[Figure content listings]
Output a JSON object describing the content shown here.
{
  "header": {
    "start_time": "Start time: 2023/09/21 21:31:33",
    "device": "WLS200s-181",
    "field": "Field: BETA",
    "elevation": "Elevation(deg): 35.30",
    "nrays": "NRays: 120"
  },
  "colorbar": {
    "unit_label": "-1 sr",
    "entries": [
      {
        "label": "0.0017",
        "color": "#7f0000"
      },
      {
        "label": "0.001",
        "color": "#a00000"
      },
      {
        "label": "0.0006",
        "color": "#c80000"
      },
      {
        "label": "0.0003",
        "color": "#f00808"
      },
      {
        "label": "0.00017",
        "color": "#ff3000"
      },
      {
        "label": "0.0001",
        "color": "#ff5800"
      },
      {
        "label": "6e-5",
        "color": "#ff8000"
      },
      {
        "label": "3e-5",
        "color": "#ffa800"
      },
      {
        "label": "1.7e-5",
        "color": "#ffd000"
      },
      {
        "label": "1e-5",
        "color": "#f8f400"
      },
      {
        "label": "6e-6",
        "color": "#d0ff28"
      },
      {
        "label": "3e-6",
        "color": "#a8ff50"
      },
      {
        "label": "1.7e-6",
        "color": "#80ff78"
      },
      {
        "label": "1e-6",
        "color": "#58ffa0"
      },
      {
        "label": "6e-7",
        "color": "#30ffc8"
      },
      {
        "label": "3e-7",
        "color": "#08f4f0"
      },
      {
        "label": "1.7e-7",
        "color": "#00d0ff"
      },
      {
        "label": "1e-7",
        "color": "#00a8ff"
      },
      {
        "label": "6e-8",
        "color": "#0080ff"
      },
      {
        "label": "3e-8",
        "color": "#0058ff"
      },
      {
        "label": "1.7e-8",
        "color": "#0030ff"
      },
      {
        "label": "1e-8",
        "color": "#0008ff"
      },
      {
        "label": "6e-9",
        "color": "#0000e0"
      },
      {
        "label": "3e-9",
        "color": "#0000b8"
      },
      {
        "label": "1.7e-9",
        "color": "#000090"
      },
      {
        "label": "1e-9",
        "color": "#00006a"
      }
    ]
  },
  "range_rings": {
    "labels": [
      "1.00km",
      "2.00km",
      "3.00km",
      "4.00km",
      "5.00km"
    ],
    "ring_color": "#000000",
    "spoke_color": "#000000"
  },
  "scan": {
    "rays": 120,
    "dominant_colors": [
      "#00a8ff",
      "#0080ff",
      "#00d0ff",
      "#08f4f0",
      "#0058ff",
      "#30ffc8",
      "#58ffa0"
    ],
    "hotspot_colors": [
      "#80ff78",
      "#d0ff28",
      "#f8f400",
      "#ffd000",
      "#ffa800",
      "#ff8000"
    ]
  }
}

* AIM
Restate the listing in full, word for word.

* RESPONSE
Output a JSON object describing the content shown here.
{
  "header": {
    "start_time": "Start time: 2023/09/21 21:31:33",
    "device": "WLS200s-181",
    "field": "Field: BETA",
    "elevation": "Elevation(deg): 35.30",
    "nrays": "NRays: 120"
  },
  "colorbar": {
    "unit_label": "-1 sr",
    "entries": [
      {
        "label": "0.0017",
        "color": "#7f0000"
      },
      {
        "label": "0.001",
        "color": "#a00000"
      },
      {
        "label": "0.0006",
        "color": "#c80000"
      },
      {
        "label": "0.0003",
        "color": "#f00808"
      },
      {
        "label": "0.00017",
        "color": "#ff3000"
      },
      {
        "label": "0.0001",
        "color": "#ff5800"
      },
      {
        "label": "6e-5",
        "color": "#ff8000"
      },
      {
        "label": "3e-5",
        "color": "#ffa800"
      },
      {
        "label": "1.7e-5",
        "color": "#ffd000"
      },
      {
        "label": "1e-5",
        "color": "#f8f400"
      },
      {
        "label": "6e-6",
        "color": "#d0ff28"
      },
      {
        "label": "3e-6",
        "color": "#a8ff50"
      },
      {
        "label": "1.7e-6",
        "color": "#80ff78"
      },
      {
        "label": "1e-6",
        "color": "#58ffa0"
      },
      {
        "label": "6e-7",
        "color": "#30ffc8"
      },
      {
        "label": "3e-7",
        "color": "#08f4f0"
      },
      {
        "label": "1.7e-7",
        "color": "#00d0ff"
      },
      {
        "label": "1e-7",
        "color": "#00a8ff"
      },
      {
        "label": "6e-8",
        "color": "#0080ff"
      },
      {
        "label": "3e-8",
        "color": "#0058ff"
      },
      {
        "label": "1.7e-8",
        "color": "#0030ff"
      },
      {
        "label": "1e-8",
        "color": "#0008ff"
      },
      {
        "label": "6e-9",
        "color": "#0000e0"
      },
      {
        "label": "3e-9",
        "color": "#0000b8"
      },
      {
        "label": "1.7e-9",
        "color": "#000090"
      },
      {
        "label": "1e-9",
        "color": "#00006a"
      }
    ]
  },
  "range_rings": {
    "labels": [
      "1.00km",
      "2.00km",
      "3.00km",
      "4.00km",
      "5.00km"
    ],
    "ring_color": "#000000",
    "spoke_color": "#000000"
  },
  "scan": {
    "rays": 120,
    "dominant_colors": [
      "#00a8ff",
      "#0080ff",
      "#00d0ff",
      "#08f4f0",
      "#0058ff",
      "#30ffc8",
      "#58ffa0"
    ],
    "hotspot_colors": [
      "#80ff78",
      "#d0ff28",
      "#f8f400",
      "#ffd000",
      "#ffa800",
      "#ff8000"
    ]
  }
}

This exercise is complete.